**Challenge**
Report how many lines below contain the word "операций". Give only the number.

-- START --

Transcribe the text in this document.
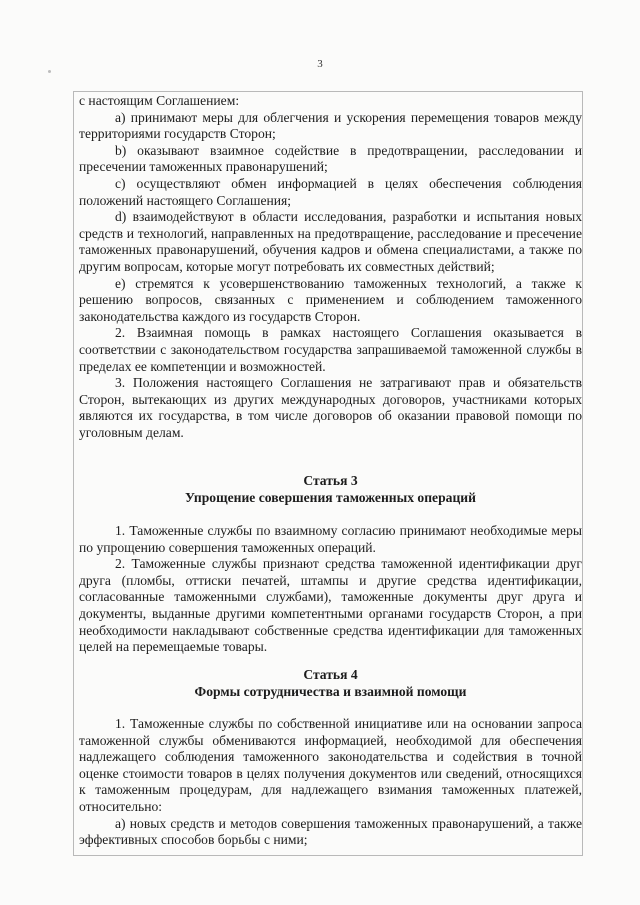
3

с настоящим Соглашением:

a) принимают меры для облегчения и ускорения перемещения товаров между территориями государств Сторон;

b) оказывают взаимное содействие в предотвращении, расследовании и пресечении таможенных правонарушений;

c) осуществляют обмен информацией в целях обеспечения соблюдения положений настоящего Соглашения;

d) взаимодействуют в области исследования, разработки и испытания новых средств и технологий, направленных на предотвращение, расследование и пресечение таможенных правонарушений, обучения кадров и обмена специалистами, а также по другим вопросам, которые могут потребовать их совместных действий;

e) стремятся к усовершенствованию таможенных технологий, а также к решению вопросов, связанных с применением и соблюдением таможенного законодательства каждого из государств Сторон.

2. Взаимная помощь в рамках настоящего Соглашения оказывается в соответствии с законодательством государства запрашиваемой таможенной службы в пределах ее компетенции и возможностей.

3. Положения настоящего Соглашения не затрагивают прав и обязательств Сторон, вытекающих из других международных договоров, участниками которых являются их государства, в том числе договоров об оказании правовой помощи по уголовным делам.

Статья 3
Упрощение совершения таможенных операций

1. Таможенные службы по взаимному согласию принимают необходимые меры по упрощению совершения таможенных операций.

2. Таможенные службы признают средства таможенной идентификации друг друга (пломбы, оттиски печатей, штампы и другие средства идентификации, согласованные таможенными службами), таможенные документы друг друга и документы, выданные другими компетентными органами государств Сторон, а при необходимости накладывают собственные средства идентификации для таможенных целей на перемещаемые товары.

Статья 4
Формы сотрудничества и взаимной помощи

1. Таможенные службы по собственной инициативе или на основании запроса таможенной службы обмениваются информацией, необходимой для обеспечения надлежащего соблюдения таможенного законодательства и содействия в точной оценке стоимости товаров в целях получения документов или сведений, относящихся к таможенным процедурам, для надлежащего взимания таможенных платежей, относительно:

a) новых средств и методов совершения таможенных правонарушений, а также эффективных способов борьбы с ними;
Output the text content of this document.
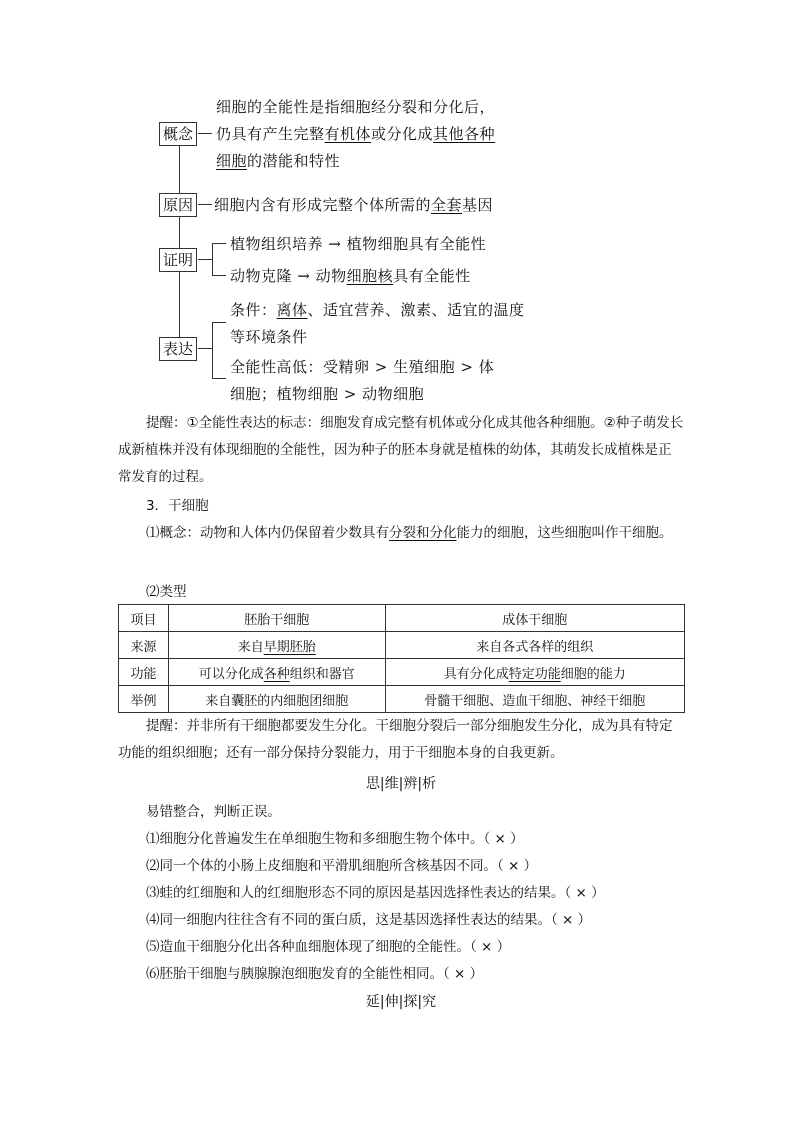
概念
细胞的全能性是指细胞经分裂和分化后，
仍具有产生完整有机体或分化成其他各种
细胞的潜能和特性
原因 细胞内含有形成完整个体所需的全套基因
证明
植物组织培养 → 植物细胞具有全能性
动物克隆 → 动物细胞核具有全能性
表达
条件：离体、适宜营养、激素、适宜的温度
等环境条件
全能性高低：受精卵 > 生殖细胞 > 体
细胞；植物细胞 > 动物细胞
提醒：①全能性表达的标志：细胞发育成完整有机体或分化成其他各种细胞。②种子萌发长成新植株并没有体现细胞的全能性，因为种子的胚本身就是植株的幼体，其萌发长成植株是正常发育的过程。
3．干细胞
⑴概念：动物和人体内仍保留着少数具有分裂和分化能力的细胞，这些细胞叫作干细胞。
⑵类型
项目	胚胎干细胞	成体干细胞
来源	来自早期胚胎	来自各式各样的组织
功能	可以分化成各种组织和器官	具有分化成特定功能细胞的能力
举例	来自囊胚的内细胞团细胞	骨髓干细胞、造血干细胞、神经干细胞
提醒：并非所有干细胞都要发生分化。干细胞分裂后一部分细胞发生分化，成为具有特定功能的组织细胞；还有一部分保持分裂能力，用于干细胞本身的自我更新。
思|维|辨|析
易错整合，判断正误。
⑴细胞分化普遍发生在单细胞生物和多细胞生物个体中。（ × ）
⑵同一个体的小肠上皮细胞和平滑肌细胞所含核基因不同。（ × ）
⑶蛙的红细胞和人的红细胞形态不同的原因是基因选择性表达的结果。（ × ）
⑷同一细胞内往往含有不同的蛋白质，这是基因选择性表达的结果。（ × ）
⑸造血干细胞分化出各种血细胞体现了细胞的全能性。（ × ）
⑹胚胎干细胞与胰腺腺泡细胞发育的全能性相同。（ × ）
延|伸|探|究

-- END --

**Solution below**
2